> _WRITTEN TASK_:
Reproduce the records below in full and without edits, omitting images.

> _Data entries for graphics_:
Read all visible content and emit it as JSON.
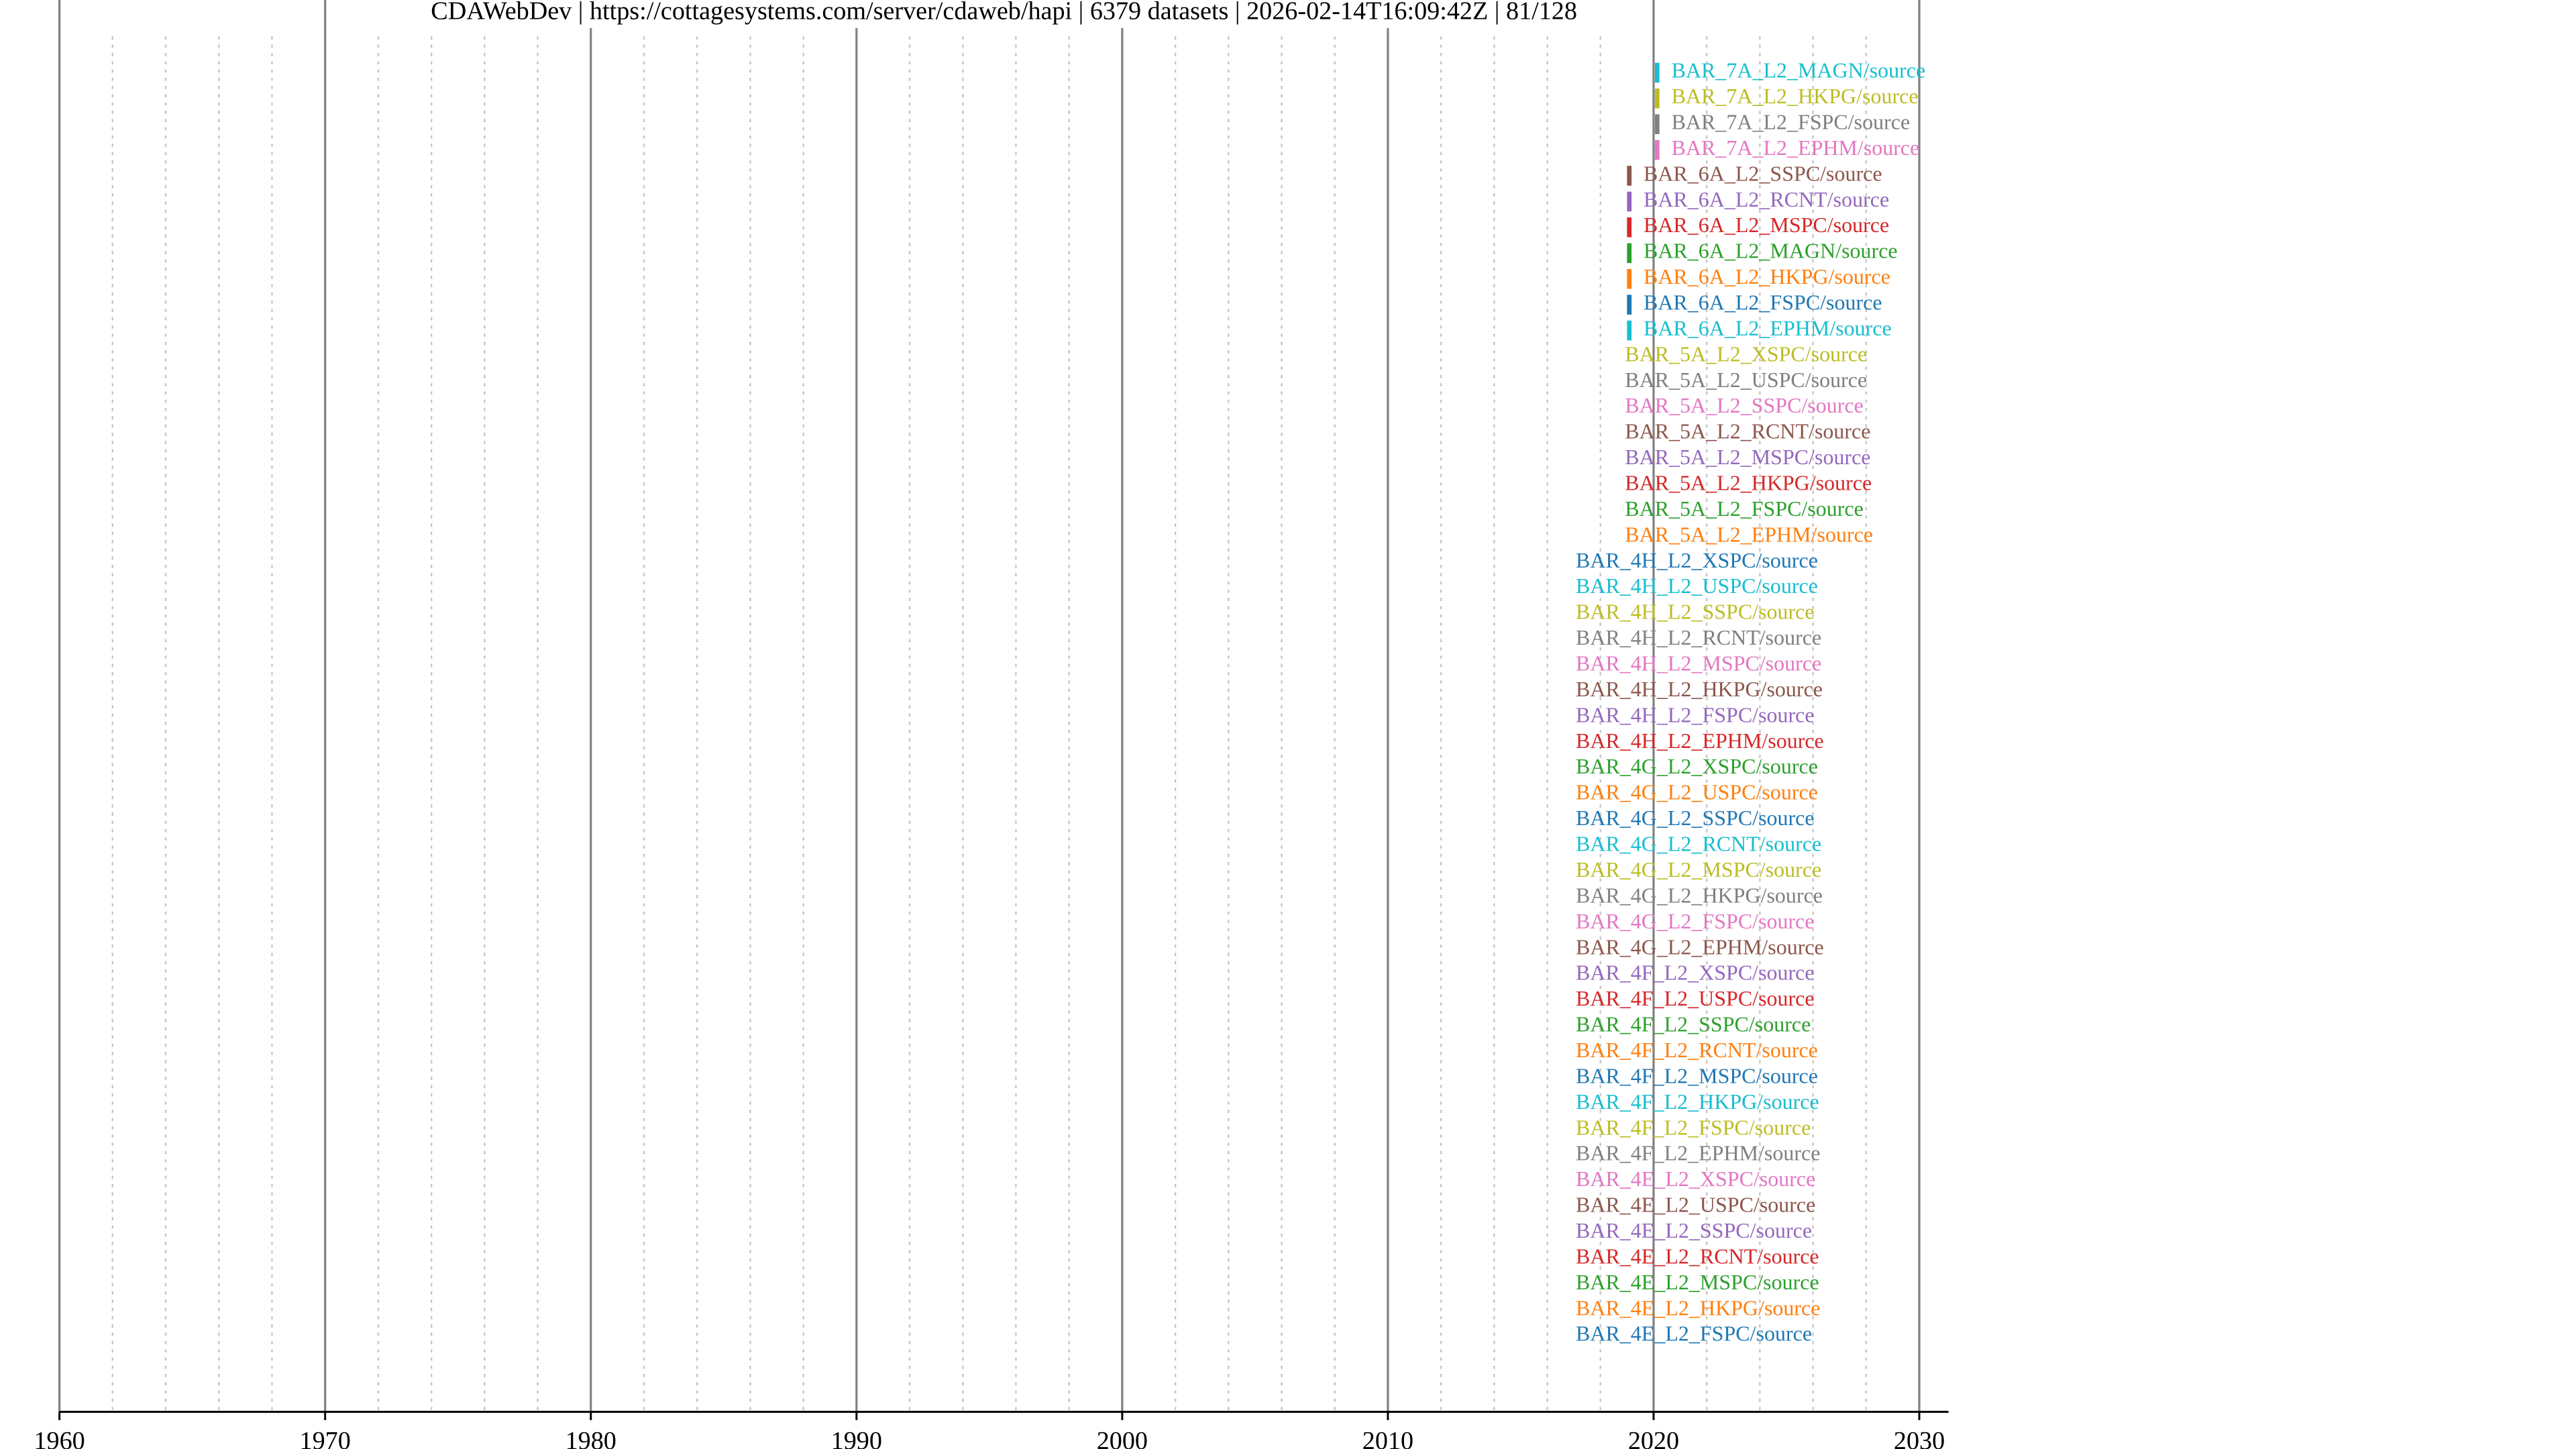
{
  "chart_data": {
    "type": "timeline",
    "title": "CDAWebDev | https://cottagesystems.com/server/cdaweb/hapi | 6379 datasets | 2026-02-14T16:09:42Z | 81/128",
    "xlim": [
      1960,
      2031.1
    ],
    "xticks": [
      1960,
      1970,
      1980,
      1990,
      2000,
      2010,
      2020,
      2030
    ],
    "xminorticks": [
      1962,
      1964,
      1966,
      1968,
      1972,
      1974,
      1976,
      1978,
      1982,
      1984,
      1986,
      1988,
      1992,
      1994,
      1996,
      1998,
      2002,
      2004,
      2006,
      2008,
      2012,
      2014,
      2016,
      2018,
      2022,
      2024,
      2026,
      2028
    ],
    "datasets": [
      {
        "name": "BAR_7A_L2_MAGN/source",
        "color": "#17becf",
        "start": 2020.05,
        "end": 2020.22
      },
      {
        "name": "BAR_7A_L2_HKPG/source",
        "color": "#bcbd22",
        "start": 2020.05,
        "end": 2020.22
      },
      {
        "name": "BAR_7A_L2_FSPC/source",
        "color": "#7f7f7f",
        "start": 2020.05,
        "end": 2020.22
      },
      {
        "name": "BAR_7A_L2_EPHM/source",
        "color": "#e377c2",
        "start": 2020.05,
        "end": 2020.22
      },
      {
        "name": "BAR_6A_L2_SSPC/source",
        "color": "#8c564b",
        "start": 2019.0,
        "end": 2019.17
      },
      {
        "name": "BAR_6A_L2_RCNT/source",
        "color": "#9467bd",
        "start": 2019.0,
        "end": 2019.17
      },
      {
        "name": "BAR_6A_L2_MSPC/source",
        "color": "#d62728",
        "start": 2019.0,
        "end": 2019.17
      },
      {
        "name": "BAR_6A_L2_MAGN/source",
        "color": "#2ca02c",
        "start": 2019.0,
        "end": 2019.17
      },
      {
        "name": "BAR_6A_L2_HKPG/source",
        "color": "#ff7f0e",
        "start": 2019.0,
        "end": 2019.17
      },
      {
        "name": "BAR_6A_L2_FSPC/source",
        "color": "#1f77b4",
        "start": 2019.0,
        "end": 2019.17
      },
      {
        "name": "BAR_6A_L2_EPHM/source",
        "color": "#17becf",
        "start": 2019.0,
        "end": 2019.17
      },
      {
        "name": "BAR_5A_L2_XSPC/source",
        "color": "#bcbd22",
        "start": 2018.3,
        "end": 2018.3
      },
      {
        "name": "BAR_5A_L2_USPC/source",
        "color": "#7f7f7f",
        "start": 2018.3,
        "end": 2018.3
      },
      {
        "name": "BAR_5A_L2_SSPC/source",
        "color": "#e377c2",
        "start": 2018.3,
        "end": 2018.3
      },
      {
        "name": "BAR_5A_L2_RCNT/source",
        "color": "#8c564b",
        "start": 2018.3,
        "end": 2018.3
      },
      {
        "name": "BAR_5A_L2_MSPC/source",
        "color": "#9467bd",
        "start": 2018.3,
        "end": 2018.3
      },
      {
        "name": "BAR_5A_L2_HKPG/source",
        "color": "#d62728",
        "start": 2018.3,
        "end": 2018.3
      },
      {
        "name": "BAR_5A_L2_FSPC/source",
        "color": "#2ca02c",
        "start": 2018.3,
        "end": 2018.3
      },
      {
        "name": "BAR_5A_L2_EPHM/source",
        "color": "#ff7f0e",
        "start": 2018.3,
        "end": 2018.3
      },
      {
        "name": "BAR_4H_L2_XSPC/source",
        "color": "#1f77b4",
        "start": 2016.45,
        "end": 2016.45
      },
      {
        "name": "BAR_4H_L2_USPC/source",
        "color": "#17becf",
        "start": 2016.45,
        "end": 2016.45
      },
      {
        "name": "BAR_4H_L2_SSPC/source",
        "color": "#bcbd22",
        "start": 2016.45,
        "end": 2016.45
      },
      {
        "name": "BAR_4H_L2_RCNT/source",
        "color": "#7f7f7f",
        "start": 2016.45,
        "end": 2016.45
      },
      {
        "name": "BAR_4H_L2_MSPC/source",
        "color": "#e377c2",
        "start": 2016.45,
        "end": 2016.45
      },
      {
        "name": "BAR_4H_L2_HKPG/source",
        "color": "#8c564b",
        "start": 2016.45,
        "end": 2016.45
      },
      {
        "name": "BAR_4H_L2_FSPC/source",
        "color": "#9467bd",
        "start": 2016.45,
        "end": 2016.45
      },
      {
        "name": "BAR_4H_L2_EPHM/source",
        "color": "#d62728",
        "start": 2016.45,
        "end": 2016.45
      },
      {
        "name": "BAR_4G_L2_XSPC/source",
        "color": "#2ca02c",
        "start": 2016.45,
        "end": 2016.45
      },
      {
        "name": "BAR_4G_L2_USPC/source",
        "color": "#ff7f0e",
        "start": 2016.45,
        "end": 2016.45
      },
      {
        "name": "BAR_4G_L2_SSPC/source",
        "color": "#1f77b4",
        "start": 2016.45,
        "end": 2016.45
      },
      {
        "name": "BAR_4G_L2_RCNT/source",
        "color": "#17becf",
        "start": 2016.45,
        "end": 2016.45
      },
      {
        "name": "BAR_4G_L2_MSPC/source",
        "color": "#bcbd22",
        "start": 2016.45,
        "end": 2016.45
      },
      {
        "name": "BAR_4G_L2_HKPG/source",
        "color": "#7f7f7f",
        "start": 2016.45,
        "end": 2016.45
      },
      {
        "name": "BAR_4G_L2_FSPC/source",
        "color": "#e377c2",
        "start": 2016.45,
        "end": 2016.45
      },
      {
        "name": "BAR_4G_L2_EPHM/source",
        "color": "#8c564b",
        "start": 2016.45,
        "end": 2016.45
      },
      {
        "name": "BAR_4F_L2_XSPC/source",
        "color": "#9467bd",
        "start": 2016.45,
        "end": 2016.45
      },
      {
        "name": "BAR_4F_L2_USPC/source",
        "color": "#d62728",
        "start": 2016.45,
        "end": 2016.45
      },
      {
        "name": "BAR_4F_L2_SSPC/source",
        "color": "#2ca02c",
        "start": 2016.45,
        "end": 2016.45
      },
      {
        "name": "BAR_4F_L2_RCNT/source",
        "color": "#ff7f0e",
        "start": 2016.45,
        "end": 2016.45
      },
      {
        "name": "BAR_4F_L2_MSPC/source",
        "color": "#1f77b4",
        "start": 2016.45,
        "end": 2016.45
      },
      {
        "name": "BAR_4F_L2_HKPG/source",
        "color": "#17becf",
        "start": 2016.45,
        "end": 2016.45
      },
      {
        "name": "BAR_4F_L2_FSPC/source",
        "color": "#bcbd22",
        "start": 2016.45,
        "end": 2016.45
      },
      {
        "name": "BAR_4F_L2_EPHM/source",
        "color": "#7f7f7f",
        "start": 2016.45,
        "end": 2016.45
      },
      {
        "name": "BAR_4E_L2_XSPC/source",
        "color": "#e377c2",
        "start": 2016.45,
        "end": 2016.45
      },
      {
        "name": "BAR_4E_L2_USPC/source",
        "color": "#8c564b",
        "start": 2016.45,
        "end": 2016.45
      },
      {
        "name": "BAR_4E_L2_SSPC/source",
        "color": "#9467bd",
        "start": 2016.45,
        "end": 2016.45
      },
      {
        "name": "BAR_4E_L2_RCNT/source",
        "color": "#d62728",
        "start": 2016.45,
        "end": 2016.45
      },
      {
        "name": "BAR_4E_L2_MSPC/source",
        "color": "#2ca02c",
        "start": 2016.45,
        "end": 2016.45
      },
      {
        "name": "BAR_4E_L2_HKPG/source",
        "color": "#ff7f0e",
        "start": 2016.45,
        "end": 2016.45
      },
      {
        "name": "BAR_4E_L2_FSPC/source",
        "color": "#1f77b4",
        "start": 2016.45,
        "end": 2016.45
      }
    ]
  }
}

> _OUTPUT OF THE TASK_:
Read all visible content and emit it as JSON.
{
  "chart_data": {
    "type": "timeline",
    "title": "CDAWebDev | https://cottagesystems.com/server/cdaweb/hapi | 6379 datasets | 2026-02-14T16:09:42Z | 81/128",
    "xlim": [
      1960,
      2031.1
    ],
    "xticks": [
      1960,
      1970,
      1980,
      1990,
      2000,
      2010,
      2020,
      2030
    ],
    "xminorticks": [
      1962,
      1964,
      1966,
      1968,
      1972,
      1974,
      1976,
      1978,
      1982,
      1984,
      1986,
      1988,
      1992,
      1994,
      1996,
      1998,
      2002,
      2004,
      2006,
      2008,
      2012,
      2014,
      2016,
      2018,
      2022,
      2024,
      2026,
      2028
    ],
    "datasets": [
      {
        "name": "BAR_7A_L2_MAGN/source",
        "color": "#17becf",
        "start": 2020.05,
        "end": 2020.22
      },
      {
        "name": "BAR_7A_L2_HKPG/source",
        "color": "#bcbd22",
        "start": 2020.05,
        "end": 2020.22
      },
      {
        "name": "BAR_7A_L2_FSPC/source",
        "color": "#7f7f7f",
        "start": 2020.05,
        "end": 2020.22
      },
      {
        "name": "BAR_7A_L2_EPHM/source",
        "color": "#e377c2",
        "start": 2020.05,
        "end": 2020.22
      },
      {
        "name": "BAR_6A_L2_SSPC/source",
        "color": "#8c564b",
        "start": 2019.0,
        "end": 2019.17
      },
      {
        "name": "BAR_6A_L2_RCNT/source",
        "color": "#9467bd",
        "start": 2019.0,
        "end": 2019.17
      },
      {
        "name": "BAR_6A_L2_MSPC/source",
        "color": "#d62728",
        "start": 2019.0,
        "end": 2019.17
      },
      {
        "name": "BAR_6A_L2_MAGN/source",
        "color": "#2ca02c",
        "start": 2019.0,
        "end": 2019.17
      },
      {
        "name": "BAR_6A_L2_HKPG/source",
        "color": "#ff7f0e",
        "start": 2019.0,
        "end": 2019.17
      },
      {
        "name": "BAR_6A_L2_FSPC/source",
        "color": "#1f77b4",
        "start": 2019.0,
        "end": 2019.17
      },
      {
        "name": "BAR_6A_L2_EPHM/source",
        "color": "#17becf",
        "start": 2019.0,
        "end": 2019.17
      },
      {
        "name": "BAR_5A_L2_XSPC/source",
        "color": "#bcbd22",
        "start": 2018.3,
        "end": 2018.3
      },
      {
        "name": "BAR_5A_L2_USPC/source",
        "color": "#7f7f7f",
        "start": 2018.3,
        "end": 2018.3
      },
      {
        "name": "BAR_5A_L2_SSPC/source",
        "color": "#e377c2",
        "start": 2018.3,
        "end": 2018.3
      },
      {
        "name": "BAR_5A_L2_RCNT/source",
        "color": "#8c564b",
        "start": 2018.3,
        "end": 2018.3
      },
      {
        "name": "BAR_5A_L2_MSPC/source",
        "color": "#9467bd",
        "start": 2018.3,
        "end": 2018.3
      },
      {
        "name": "BAR_5A_L2_HKPG/source",
        "color": "#d62728",
        "start": 2018.3,
        "end": 2018.3
      },
      {
        "name": "BAR_5A_L2_FSPC/source",
        "color": "#2ca02c",
        "start": 2018.3,
        "end": 2018.3
      },
      {
        "name": "BAR_5A_L2_EPHM/source",
        "color": "#ff7f0e",
        "start": 2018.3,
        "end": 2018.3
      },
      {
        "name": "BAR_4H_L2_XSPC/source",
        "color": "#1f77b4",
        "start": 2016.45,
        "end": 2016.45
      },
      {
        "name": "BAR_4H_L2_USPC/source",
        "color": "#17becf",
        "start": 2016.45,
        "end": 2016.45
      },
      {
        "name": "BAR_4H_L2_SSPC/source",
        "color": "#bcbd22",
        "start": 2016.45,
        "end": 2016.45
      },
      {
        "name": "BAR_4H_L2_RCNT/source",
        "color": "#7f7f7f",
        "start": 2016.45,
        "end": 2016.45
      },
      {
        "name": "BAR_4H_L2_MSPC/source",
        "color": "#e377c2",
        "start": 2016.45,
        "end": 2016.45
      },
      {
        "name": "BAR_4H_L2_HKPG/source",
        "color": "#8c564b",
        "start": 2016.45,
        "end": 2016.45
      },
      {
        "name": "BAR_4H_L2_FSPC/source",
        "color": "#9467bd",
        "start": 2016.45,
        "end": 2016.45
      },
      {
        "name": "BAR_4H_L2_EPHM/source",
        "color": "#d62728",
        "start": 2016.45,
        "end": 2016.45
      },
      {
        "name": "BAR_4G_L2_XSPC/source",
        "color": "#2ca02c",
        "start": 2016.45,
        "end": 2016.45
      },
      {
        "name": "BAR_4G_L2_USPC/source",
        "color": "#ff7f0e",
        "start": 2016.45,
        "end": 2016.45
      },
      {
        "name": "BAR_4G_L2_SSPC/source",
        "color": "#1f77b4",
        "start": 2016.45,
        "end": 2016.45
      },
      {
        "name": "BAR_4G_L2_RCNT/source",
        "color": "#17becf",
        "start": 2016.45,
        "end": 2016.45
      },
      {
        "name": "BAR_4G_L2_MSPC/source",
        "color": "#bcbd22",
        "start": 2016.45,
        "end": 2016.45
      },
      {
        "name": "BAR_4G_L2_HKPG/source",
        "color": "#7f7f7f",
        "start": 2016.45,
        "end": 2016.45
      },
      {
        "name": "BAR_4G_L2_FSPC/source",
        "color": "#e377c2",
        "start": 2016.45,
        "end": 2016.45
      },
      {
        "name": "BAR_4G_L2_EPHM/source",
        "color": "#8c564b",
        "start": 2016.45,
        "end": 2016.45
      },
      {
        "name": "BAR_4F_L2_XSPC/source",
        "color": "#9467bd",
        "start": 2016.45,
        "end": 2016.45
      },
      {
        "name": "BAR_4F_L2_USPC/source",
        "color": "#d62728",
        "start": 2016.45,
        "end": 2016.45
      },
      {
        "name": "BAR_4F_L2_SSPC/source",
        "color": "#2ca02c",
        "start": 2016.45,
        "end": 2016.45
      },
      {
        "name": "BAR_4F_L2_RCNT/source",
        "color": "#ff7f0e",
        "start": 2016.45,
        "end": 2016.45
      },
      {
        "name": "BAR_4F_L2_MSPC/source",
        "color": "#1f77b4",
        "start": 2016.45,
        "end": 2016.45
      },
      {
        "name": "BAR_4F_L2_HKPG/source",
        "color": "#17becf",
        "start": 2016.45,
        "end": 2016.45
      },
      {
        "name": "BAR_4F_L2_FSPC/source",
        "color": "#bcbd22",
        "start": 2016.45,
        "end": 2016.45
      },
      {
        "name": "BAR_4F_L2_EPHM/source",
        "color": "#7f7f7f",
        "start": 2016.45,
        "end": 2016.45
      },
      {
        "name": "BAR_4E_L2_XSPC/source",
        "color": "#e377c2",
        "start": 2016.45,
        "end": 2016.45
      },
      {
        "name": "BAR_4E_L2_USPC/source",
        "color": "#8c564b",
        "start": 2016.45,
        "end": 2016.45
      },
      {
        "name": "BAR_4E_L2_SSPC/source",
        "color": "#9467bd",
        "start": 2016.45,
        "end": 2016.45
      },
      {
        "name": "BAR_4E_L2_RCNT/source",
        "color": "#d62728",
        "start": 2016.45,
        "end": 2016.45
      },
      {
        "name": "BAR_4E_L2_MSPC/source",
        "color": "#2ca02c",
        "start": 2016.45,
        "end": 2016.45
      },
      {
        "name": "BAR_4E_L2_HKPG/source",
        "color": "#ff7f0e",
        "start": 2016.45,
        "end": 2016.45
      },
      {
        "name": "BAR_4E_L2_FSPC/source",
        "color": "#1f77b4",
        "start": 2016.45,
        "end": 2016.45
      }
    ]
  }
}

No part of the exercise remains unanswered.